## WHAT IS ASKED
Extract the lines that carry the string "color" from the listing.

## EXTRACTED MATERIAL
※

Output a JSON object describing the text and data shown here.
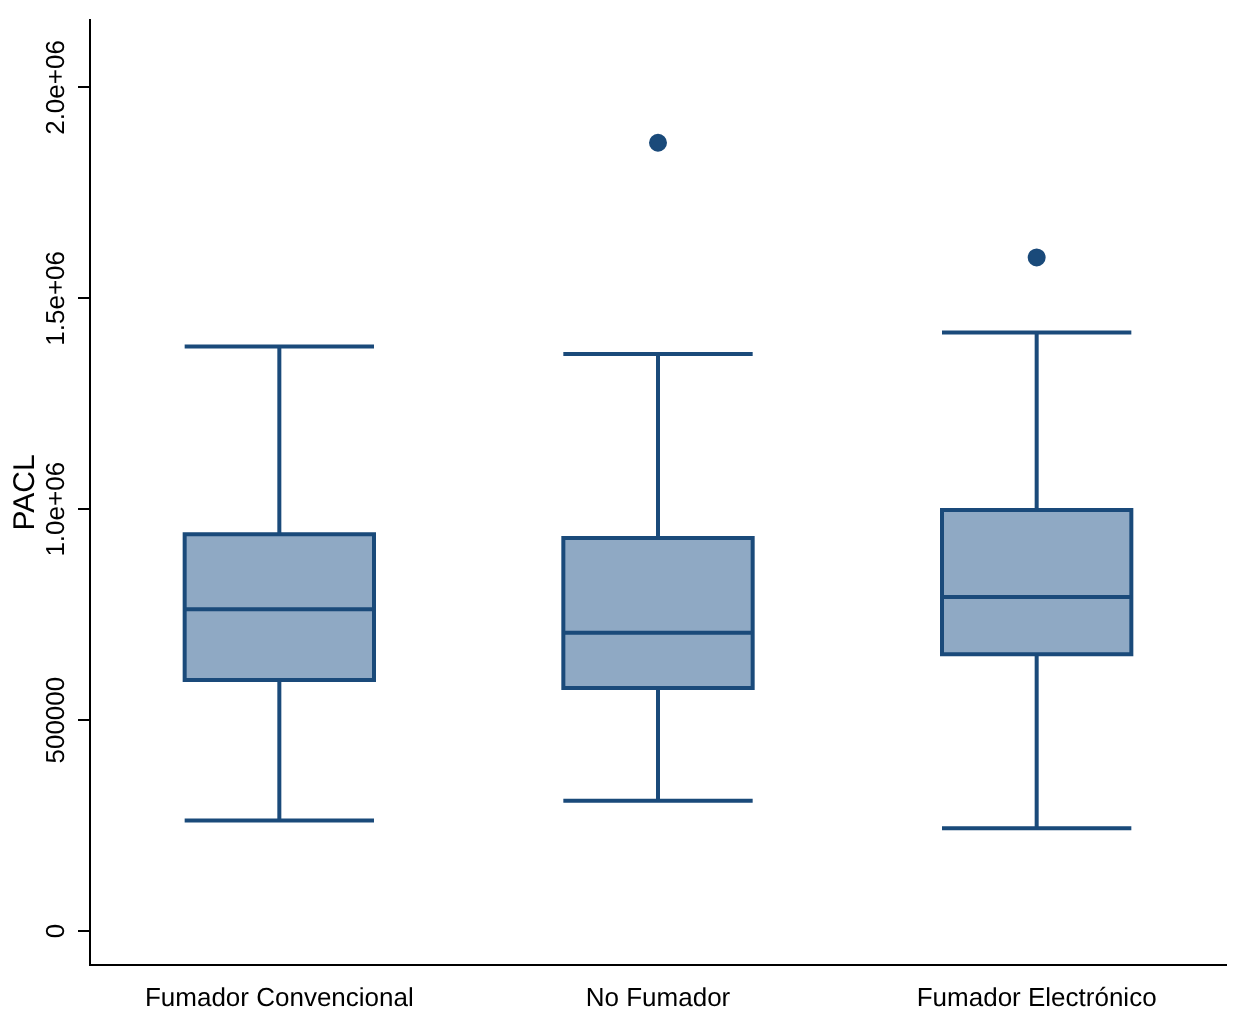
{
  "chart_data": {
    "type": "box",
    "ylabel": "PACL",
    "categories": [
      "Fumador Convencional",
      "No Fumador",
      "Fumador Electrónico"
    ],
    "series": [
      {
        "color": "#8fa9c4",
        "boxes": [
          {
            "low": 262000,
            "q1": 595000,
            "median": 763000,
            "q3": 941000,
            "high": 1386000
          },
          {
            "low": 309000,
            "q1": 576000,
            "median": 707000,
            "q3": 932000,
            "high": 1368000,
            "outliers": [
              1869000
            ]
          },
          {
            "low": 244000,
            "q1": 656000,
            "median": 792000,
            "q3": 998000,
            "high": 1419000,
            "outliers": [
              1597000
            ]
          }
        ]
      }
    ],
    "ylim": [
      -80000,
      2160000
    ],
    "yticks": [
      0,
      500000,
      {
        "value": 1000000,
        "label": "1.0e+06"
      },
      {
        "value": 1500000,
        "label": "1.5e+06"
      },
      {
        "value": 2000000,
        "label": "2.0e+06"
      }
    ],
    "grid": false,
    "legend": false
  }
}
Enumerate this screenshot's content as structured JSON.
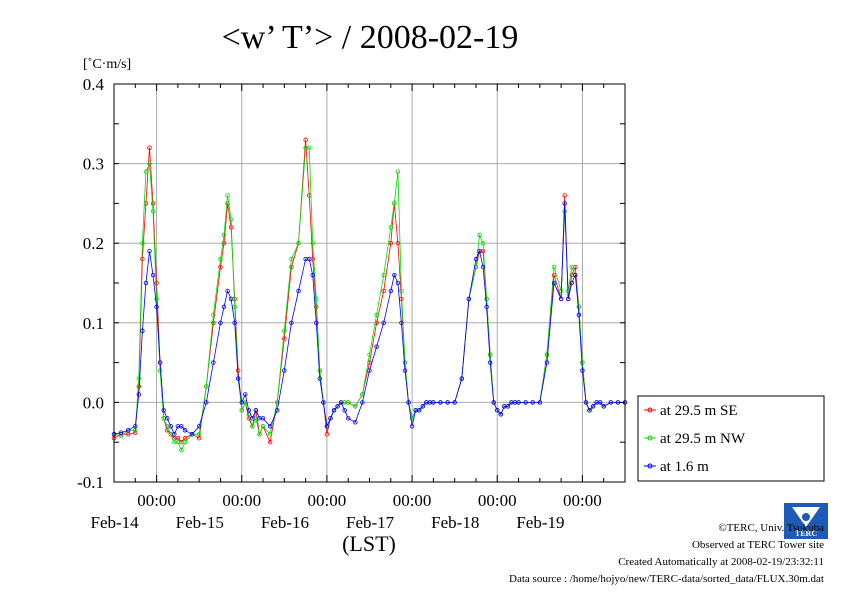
{
  "chart_data": {
    "type": "line",
    "title": "<w’ T’> / 2008-02-19",
    "ylabel": "[˚C·m/s]",
    "xlabel": "(LST)",
    "ylim": [
      -0.1,
      0.4
    ],
    "yticks": [
      "-0.1",
      "0.0",
      "0.1",
      "0.2",
      "0.3",
      "0.4"
    ],
    "ytick_values": [
      -0.1,
      0.0,
      0.1,
      0.2,
      0.3,
      0.4
    ],
    "xlim": [
      0,
      144
    ],
    "xtick_positions": [
      12,
      36,
      60,
      84,
      108,
      132
    ],
    "xtick_labels": [
      "00:00",
      "00:00",
      "00:00",
      "00:00",
      "00:00",
      "00:00"
    ],
    "day_labels": [
      "Feb-14",
      "Feb-15",
      "Feb-16",
      "Feb-17",
      "Feb-18",
      "Feb-19"
    ],
    "day_label_positions": [
      12,
      36,
      60,
      84,
      108,
      132
    ],
    "grid": true,
    "legend_position": "right",
    "x_hours": [
      0,
      2,
      4,
      6,
      7,
      8,
      9,
      10,
      11,
      12,
      13,
      14,
      15,
      16,
      17,
      18,
      19,
      20,
      22,
      24,
      26,
      28,
      30,
      31,
      32,
      33,
      34,
      35,
      36,
      37,
      38,
      39,
      40,
      41,
      42,
      44,
      46,
      48,
      50,
      52,
      54,
      55,
      56,
      57,
      58,
      59,
      60,
      61,
      62,
      63,
      64,
      65,
      66,
      68,
      70,
      72,
      74,
      76,
      78,
      79,
      80,
      81,
      82,
      83,
      84,
      85,
      86,
      87,
      88,
      89,
      90,
      92,
      94,
      96,
      98,
      100,
      102,
      103,
      104,
      105,
      106,
      107,
      108,
      109,
      110,
      111,
      112,
      113,
      114,
      116,
      118,
      120,
      122,
      124,
      126,
      127,
      128,
      129,
      130,
      131,
      132,
      133,
      134,
      135,
      136,
      137,
      138,
      140,
      142,
      144
    ],
    "series": [
      {
        "name": "at 29.5 m SE",
        "color": "#ff0000",
        "values": [
          -0.045,
          -0.04,
          -0.04,
          -0.038,
          0.02,
          0.18,
          0.25,
          0.32,
          0.25,
          0.15,
          0.05,
          -0.02,
          -0.035,
          -0.04,
          -0.045,
          -0.045,
          -0.05,
          -0.045,
          -0.04,
          -0.045,
          0.02,
          0.1,
          0.17,
          0.2,
          0.25,
          0.22,
          0.13,
          0.04,
          -0.01,
          0.0,
          -0.02,
          -0.03,
          -0.01,
          -0.04,
          -0.03,
          -0.05,
          0.0,
          0.08,
          0.17,
          0.2,
          0.33,
          0.26,
          0.18,
          0.12,
          0.04,
          0.0,
          -0.04,
          -0.02,
          -0.01,
          -0.005,
          0.0,
          0.0,
          0.0,
          -0.005,
          0.01,
          0.05,
          0.1,
          0.14,
          0.2,
          0.25,
          0.2,
          0.13,
          0.05,
          0.0,
          -0.02,
          -0.01,
          -0.01,
          -0.005,
          0.0,
          0.0,
          0.0,
          0.0,
          0.0,
          0.0,
          0.03,
          0.13,
          0.17,
          0.19,
          0.19,
          0.13,
          0.06,
          0.0,
          -0.01,
          -0.015,
          -0.005,
          -0.005,
          0.0,
          0.0,
          0.0,
          0.0,
          0.0,
          0.0,
          0.06,
          0.16,
          0.13,
          0.26,
          0.13,
          0.16,
          0.17,
          0.12,
          0.05,
          0.0,
          -0.01,
          -0.005,
          0.0,
          0.0,
          -0.005,
          0.0,
          0.0,
          0.0
        ]
      },
      {
        "name": "at 29.5 m NW",
        "color": "#00dd00",
        "values": [
          -0.04,
          -0.042,
          -0.035,
          -0.035,
          0.03,
          0.2,
          0.29,
          0.3,
          0.24,
          0.13,
          0.04,
          -0.02,
          -0.03,
          -0.04,
          -0.05,
          -0.05,
          -0.06,
          -0.05,
          -0.04,
          -0.04,
          0.02,
          0.11,
          0.18,
          0.21,
          0.26,
          0.23,
          0.12,
          0.03,
          -0.01,
          0.0,
          -0.015,
          -0.03,
          -0.02,
          -0.04,
          -0.03,
          -0.04,
          0.0,
          0.09,
          0.18,
          0.2,
          0.32,
          0.32,
          0.2,
          0.13,
          0.04,
          0.0,
          -0.03,
          -0.02,
          -0.01,
          -0.005,
          0.0,
          0.0,
          0.0,
          -0.005,
          0.01,
          0.06,
          0.11,
          0.16,
          0.22,
          0.25,
          0.29,
          0.14,
          0.05,
          0.0,
          -0.02,
          -0.01,
          -0.01,
          -0.005,
          0.0,
          0.0,
          0.0,
          0.0,
          0.0,
          0.0,
          0.03,
          0.13,
          0.17,
          0.21,
          0.2,
          0.13,
          0.06,
          0.0,
          -0.01,
          -0.015,
          -0.005,
          -0.005,
          0.0,
          0.0,
          0.0,
          0.0,
          0.0,
          0.0,
          0.06,
          0.17,
          0.14,
          0.24,
          0.14,
          0.17,
          0.16,
          0.12,
          0.05,
          0.0,
          -0.01,
          -0.005,
          0.0,
          0.0,
          -0.005,
          0.0,
          0.0,
          0.0
        ]
      },
      {
        "name": "at 1.6 m",
        "color": "#0000ff",
        "values": [
          -0.04,
          -0.038,
          -0.035,
          -0.03,
          0.01,
          0.09,
          0.15,
          0.19,
          0.16,
          0.12,
          0.05,
          -0.01,
          -0.02,
          -0.03,
          -0.04,
          -0.03,
          -0.03,
          -0.035,
          -0.04,
          -0.03,
          0.0,
          0.05,
          0.1,
          0.12,
          0.14,
          0.13,
          0.1,
          0.03,
          0.0,
          0.01,
          -0.01,
          -0.02,
          -0.01,
          -0.02,
          -0.02,
          -0.03,
          -0.01,
          0.04,
          0.1,
          0.14,
          0.18,
          0.18,
          0.16,
          0.1,
          0.03,
          0.0,
          -0.03,
          -0.02,
          -0.01,
          -0.005,
          0.0,
          -0.01,
          -0.02,
          -0.025,
          0.0,
          0.04,
          0.07,
          0.1,
          0.14,
          0.16,
          0.15,
          0.1,
          0.04,
          0.0,
          -0.03,
          -0.01,
          -0.01,
          -0.005,
          0.0,
          0.0,
          0.0,
          0.0,
          0.0,
          0.0,
          0.03,
          0.13,
          0.18,
          0.19,
          0.17,
          0.12,
          0.05,
          0.0,
          -0.01,
          -0.015,
          -0.005,
          -0.005,
          0.0,
          0.0,
          0.0,
          0.0,
          0.0,
          0.0,
          0.05,
          0.15,
          0.13,
          0.25,
          0.13,
          0.15,
          0.16,
          0.11,
          0.04,
          0.0,
          -0.01,
          -0.005,
          0.0,
          0.0,
          -0.005,
          0.0,
          0.0,
          0.0
        ]
      }
    ]
  },
  "logo_text": "TERC",
  "footer": {
    "copyright": "©TERC, Univ. Tsukuba",
    "observed": "Observed at TERC Tower site",
    "created": "Created Automatically at 2008-02-19/23:32:11",
    "source": "Data source : /home/hojyo/new/TERC-data/sorted_data/FLUX.30m.dat"
  }
}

※

## COMPLETED TASK
        "color": "#8fa9c4",
        "color": "#ff0000",
        "color": "#00dd00",
        "color": "#0000ff",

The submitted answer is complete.